- SOURCE EXTRACT:

━━━━━━━━

Tuesday, October 04, 2016

Does God Intend to do that which Humans failed to do - Silence the Political Blowhards in our Nation's Capitol? God is Angry! Hurricane Matthew - Bullseye - Washington, D.C.


I think we all grew up hearing stories about times when the gods were upset, and most had a cast of humans involved who seemed to draw the ire of those Gods.  Thus Divine Providence took action against the human race, His creation I might add, to put an end to the self-destructive nature of humans.

Well this time I think we have really done it.  Move over all those ancient purges of humanity, there is a new messenger from the Almighty, and the message surely is not good.  You really do not want to make God angry.  It happened before with consequences as noted in the Old Testament.

1. The Flood (Genesis 6-8)
2. The cities of the plain, including Sodom and Gomorrah (Genesis 18-19)
3. The Egyptian firstborn sons during the Passover (Exodus 11-12)
4. The Canaanites under Moses and Joshua (Numbers 21:2-3; Deuteronomy 20:17; Joshua 6:17, 21)
5. The Amalekites annihilated by Saul (1 Samuel 15)

The Presidential election in America seems to have angered God and it seems the way God has chosen to respond is to send a massive hurricane and make certain there is not enough warning to prepare for it.

Thus we have Hurricane Matthew bearing down on America and as of today, Tuesday, the news media has failed to tell people of the threat and danger.  Oh, they have filed endless reports on the Hurricane and Haiti among other islands in the Caribbean but have you heard a word about Norfolk, Washington, D.C., Philadelphia, the New Jersey coast, or New York City and Long Island?

Of course not.

Perhaps there have been so many false reports from the weather stations in the past few years they are gun shy of making predictions, even though all predictions are computer models and not from humans.

I do not know about you but I no longer trust anything digital from the news to weather to gossip.  Behind every digital signal is a giant member of the One Tenth of One Percent Club, the good old OTOPC that is pulling all the strings on Earth now.  The Trillionaire's Club, owners of the Illuminati, New World Order, Templars, news media, and all the other secret societies on Earth will be in control.

Obviously, they do not want us to know about the Hurricane bearing down on about 50 million people in the Northeast or they would have started dire broadcasts about the monster storm about to engulf the East Coast.

One can only assume there are no advertisers left with any money to buy ads for the storm warnings, so no ads, no warnings.

━━━━━━━━

- DATA TO EXAMINE:
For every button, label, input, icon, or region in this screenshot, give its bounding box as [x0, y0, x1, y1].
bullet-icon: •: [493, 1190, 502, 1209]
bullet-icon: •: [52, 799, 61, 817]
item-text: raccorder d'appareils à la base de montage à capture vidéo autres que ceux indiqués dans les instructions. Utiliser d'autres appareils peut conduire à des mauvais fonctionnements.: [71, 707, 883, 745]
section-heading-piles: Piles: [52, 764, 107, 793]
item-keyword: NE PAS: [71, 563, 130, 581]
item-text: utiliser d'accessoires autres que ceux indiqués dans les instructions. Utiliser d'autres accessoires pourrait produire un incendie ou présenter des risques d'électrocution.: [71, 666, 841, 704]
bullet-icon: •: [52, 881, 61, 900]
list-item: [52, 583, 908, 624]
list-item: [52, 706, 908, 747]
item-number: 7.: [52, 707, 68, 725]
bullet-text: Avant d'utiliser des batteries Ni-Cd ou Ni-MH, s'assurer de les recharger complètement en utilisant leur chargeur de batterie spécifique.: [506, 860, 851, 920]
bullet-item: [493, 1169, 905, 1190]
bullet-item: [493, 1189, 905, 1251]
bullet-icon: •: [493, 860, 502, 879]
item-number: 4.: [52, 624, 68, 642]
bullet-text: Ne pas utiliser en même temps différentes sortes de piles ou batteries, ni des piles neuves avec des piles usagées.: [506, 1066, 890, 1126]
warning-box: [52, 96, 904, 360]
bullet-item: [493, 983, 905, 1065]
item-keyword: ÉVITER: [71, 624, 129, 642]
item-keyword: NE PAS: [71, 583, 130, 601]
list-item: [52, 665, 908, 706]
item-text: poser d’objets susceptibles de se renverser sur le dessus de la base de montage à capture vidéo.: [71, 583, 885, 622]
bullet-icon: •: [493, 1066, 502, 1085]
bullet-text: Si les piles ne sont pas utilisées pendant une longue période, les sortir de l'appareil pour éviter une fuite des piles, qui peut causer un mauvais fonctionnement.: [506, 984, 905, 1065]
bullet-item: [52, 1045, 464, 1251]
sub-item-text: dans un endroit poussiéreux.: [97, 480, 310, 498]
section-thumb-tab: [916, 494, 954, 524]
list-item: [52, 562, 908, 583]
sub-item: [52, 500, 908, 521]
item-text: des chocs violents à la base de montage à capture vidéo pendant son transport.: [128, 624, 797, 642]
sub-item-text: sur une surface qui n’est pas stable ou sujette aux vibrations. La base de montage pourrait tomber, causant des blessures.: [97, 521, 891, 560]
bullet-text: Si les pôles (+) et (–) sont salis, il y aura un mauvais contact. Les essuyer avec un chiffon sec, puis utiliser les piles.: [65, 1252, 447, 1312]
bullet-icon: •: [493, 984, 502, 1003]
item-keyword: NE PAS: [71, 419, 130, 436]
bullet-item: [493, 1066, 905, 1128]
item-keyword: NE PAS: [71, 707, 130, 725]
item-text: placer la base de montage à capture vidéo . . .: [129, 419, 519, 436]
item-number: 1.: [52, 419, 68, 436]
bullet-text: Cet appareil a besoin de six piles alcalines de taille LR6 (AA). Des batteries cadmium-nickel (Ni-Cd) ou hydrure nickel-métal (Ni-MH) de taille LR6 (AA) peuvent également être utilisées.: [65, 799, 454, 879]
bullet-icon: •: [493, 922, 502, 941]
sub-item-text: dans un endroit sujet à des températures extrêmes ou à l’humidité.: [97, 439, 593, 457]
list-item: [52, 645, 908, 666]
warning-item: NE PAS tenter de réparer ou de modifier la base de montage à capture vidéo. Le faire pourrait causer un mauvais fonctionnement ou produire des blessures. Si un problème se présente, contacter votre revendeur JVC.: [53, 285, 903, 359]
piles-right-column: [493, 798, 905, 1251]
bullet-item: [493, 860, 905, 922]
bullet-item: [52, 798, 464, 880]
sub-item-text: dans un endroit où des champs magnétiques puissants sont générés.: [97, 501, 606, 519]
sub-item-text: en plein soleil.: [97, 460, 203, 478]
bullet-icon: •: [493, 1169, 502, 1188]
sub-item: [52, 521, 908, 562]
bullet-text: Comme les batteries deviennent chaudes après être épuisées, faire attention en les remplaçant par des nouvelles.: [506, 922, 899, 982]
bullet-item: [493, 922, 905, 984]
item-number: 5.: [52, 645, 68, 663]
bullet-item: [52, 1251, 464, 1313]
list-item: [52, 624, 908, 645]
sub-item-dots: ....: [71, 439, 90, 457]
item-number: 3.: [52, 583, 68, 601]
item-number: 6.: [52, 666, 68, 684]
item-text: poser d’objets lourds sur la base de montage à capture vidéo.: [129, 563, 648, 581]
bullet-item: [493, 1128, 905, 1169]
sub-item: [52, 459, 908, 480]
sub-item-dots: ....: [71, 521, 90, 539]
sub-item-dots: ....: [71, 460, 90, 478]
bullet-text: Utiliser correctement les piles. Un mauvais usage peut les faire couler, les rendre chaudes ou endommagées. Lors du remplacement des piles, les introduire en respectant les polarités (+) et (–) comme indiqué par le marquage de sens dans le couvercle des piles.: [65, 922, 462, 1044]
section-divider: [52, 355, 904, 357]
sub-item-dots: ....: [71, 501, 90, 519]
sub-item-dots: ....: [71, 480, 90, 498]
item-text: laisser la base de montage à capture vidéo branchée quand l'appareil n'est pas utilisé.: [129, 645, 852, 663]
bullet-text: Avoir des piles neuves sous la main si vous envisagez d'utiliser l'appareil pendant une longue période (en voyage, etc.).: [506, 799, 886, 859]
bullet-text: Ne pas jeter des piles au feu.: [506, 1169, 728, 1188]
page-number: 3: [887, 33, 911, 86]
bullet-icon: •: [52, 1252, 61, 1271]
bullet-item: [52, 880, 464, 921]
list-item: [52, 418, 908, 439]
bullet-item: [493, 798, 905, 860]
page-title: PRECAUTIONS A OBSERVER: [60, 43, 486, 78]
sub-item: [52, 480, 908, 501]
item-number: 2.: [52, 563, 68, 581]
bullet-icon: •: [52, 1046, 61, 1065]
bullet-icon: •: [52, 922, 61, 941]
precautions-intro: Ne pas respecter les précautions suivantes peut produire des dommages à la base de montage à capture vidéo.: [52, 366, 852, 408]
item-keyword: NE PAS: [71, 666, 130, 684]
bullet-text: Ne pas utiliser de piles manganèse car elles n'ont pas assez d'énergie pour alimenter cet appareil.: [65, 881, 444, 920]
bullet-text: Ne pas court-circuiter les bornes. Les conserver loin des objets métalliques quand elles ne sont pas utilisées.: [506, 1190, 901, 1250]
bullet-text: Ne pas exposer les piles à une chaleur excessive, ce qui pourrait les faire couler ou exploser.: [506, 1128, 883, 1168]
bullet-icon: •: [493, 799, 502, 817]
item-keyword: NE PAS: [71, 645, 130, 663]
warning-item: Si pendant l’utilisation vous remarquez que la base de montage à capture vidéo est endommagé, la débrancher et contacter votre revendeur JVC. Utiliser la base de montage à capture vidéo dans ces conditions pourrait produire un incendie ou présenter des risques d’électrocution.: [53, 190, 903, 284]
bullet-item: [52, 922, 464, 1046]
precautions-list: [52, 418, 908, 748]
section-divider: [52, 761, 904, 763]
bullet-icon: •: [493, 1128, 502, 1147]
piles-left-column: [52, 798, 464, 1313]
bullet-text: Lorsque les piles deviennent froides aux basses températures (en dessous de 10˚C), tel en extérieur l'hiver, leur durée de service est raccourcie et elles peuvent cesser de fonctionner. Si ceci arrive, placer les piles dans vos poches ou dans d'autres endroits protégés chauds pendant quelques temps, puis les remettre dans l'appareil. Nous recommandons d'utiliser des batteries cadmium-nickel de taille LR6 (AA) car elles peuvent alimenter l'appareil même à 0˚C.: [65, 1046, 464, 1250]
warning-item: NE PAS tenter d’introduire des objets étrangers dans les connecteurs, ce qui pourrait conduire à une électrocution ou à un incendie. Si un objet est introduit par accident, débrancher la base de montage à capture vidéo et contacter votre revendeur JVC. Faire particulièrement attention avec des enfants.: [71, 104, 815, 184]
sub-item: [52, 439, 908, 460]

━━━━━━━━

- WORK TO COMPLETE:
1. Please say whether each statement agrees with the blog post about Hurricane Matthew, answering yes or no and quoting the words of the post that decide it. (a) The news media has reported on the hurricane and Haiti. (b) Weather predictions come from humans rather than computer models. (c) The hurricane is bearing down on about 50 million people in the Northeast.
2. Write the next part of the blog post about Hurricane Matthew, picking up after its final sentence.

- TASK ANSWERS:
1.
(a) Yes: "they have filed endless reports on the Hurricane and Haiti among other islands in the Caribbean"
(b) No: "all predictions are computer models and not from humans"
(c) Yes: "the Hurricane bearing down on about 50 million people in the Northeast"

2.
By now, all the shelves in stores would be emptied, even after the prices were doubled for hurricane preparations.

Well Gallup says 94% of the public do not trust the news media, and since weather is part of news, I guess it is a good thing they are not warning us because the warnings would be wrong.  They would generate a panic in Boston as the storm destroys Washington, D.C.

No, finding the truth requires a more concerted effort.  Thus, I dusted off the Ouija Board and asked if I could trust the weather forecasters.  The answer, "Eejits", the Irish-English equivalent of idiot but softer of tone.

When I asked where the big storm would hit I got a curious four-word coded response from the Board, "steamy blabbermouths, and blowhards!"

Clearly, it meant our nation's capitol where there is always a cloud of steam when the politicians gather.  The only problem I ever had was determining if those characters were working up a head of steam or were lost in the fog.

Then I asked what we did to make God so angry and deserve such a storm, and the Ouija Board, quite indignantly, said, "Listen to the Eejits Eejit."

What kind of Almighty God would want to silence humanity in such a way I thought, when the Board shot a parting answer, "Not just The One, but also the six Alien races already there."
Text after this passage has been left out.